--- start ---

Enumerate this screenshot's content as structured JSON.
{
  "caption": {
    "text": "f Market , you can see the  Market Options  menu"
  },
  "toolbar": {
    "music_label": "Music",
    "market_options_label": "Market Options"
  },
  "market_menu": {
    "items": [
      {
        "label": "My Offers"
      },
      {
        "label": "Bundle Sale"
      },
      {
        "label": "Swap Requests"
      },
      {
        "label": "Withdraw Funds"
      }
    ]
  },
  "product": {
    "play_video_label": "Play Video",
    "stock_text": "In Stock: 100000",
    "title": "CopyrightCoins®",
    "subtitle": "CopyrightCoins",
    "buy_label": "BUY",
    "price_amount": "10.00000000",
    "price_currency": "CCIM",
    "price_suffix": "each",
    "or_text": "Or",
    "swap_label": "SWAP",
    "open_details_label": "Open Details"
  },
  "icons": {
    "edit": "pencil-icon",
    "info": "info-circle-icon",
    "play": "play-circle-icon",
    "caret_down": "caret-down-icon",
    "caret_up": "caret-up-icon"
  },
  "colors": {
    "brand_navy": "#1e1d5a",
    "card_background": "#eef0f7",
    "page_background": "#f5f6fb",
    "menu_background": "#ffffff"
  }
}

--- end ---

### Task
Please quote every record above exactly as it appears.

### Output
Enumerate this screenshot's content as structured JSON.
{
  "caption": {
    "text": "f Market , you can see the  Market Options  menu"
  },
  "toolbar": {
    "music_label": "Music",
    "market_options_label": "Market Options"
  },
  "market_menu": {
    "items": [
      {
        "label": "My Offers"
      },
      {
        "label": "Bundle Sale"
      },
      {
        "label": "Swap Requests"
      },
      {
        "label": "Withdraw Funds"
      }
    ]
  },
  "product": {
    "play_video_label": "Play Video",
    "stock_text": "In Stock: 100000",
    "title": "CopyrightCoins®",
    "subtitle": "CopyrightCoins",
    "buy_label": "BUY",
    "price_amount": "10.00000000",
    "price_currency": "CCIM",
    "price_suffix": "each",
    "or_text": "Or",
    "swap_label": "SWAP",
    "open_details_label": "Open Details"
  },
  "icons": {
    "edit": "pencil-icon",
    "info": "info-circle-icon",
    "play": "play-circle-icon",
    "caret_down": "caret-down-icon",
    "caret_up": "caret-up-icon"
  },
  "colors": {
    "brand_navy": "#1e1d5a",
    "card_background": "#eef0f7",
    "page_background": "#f5f6fb",
    "menu_background": "#ffffff"
  }
}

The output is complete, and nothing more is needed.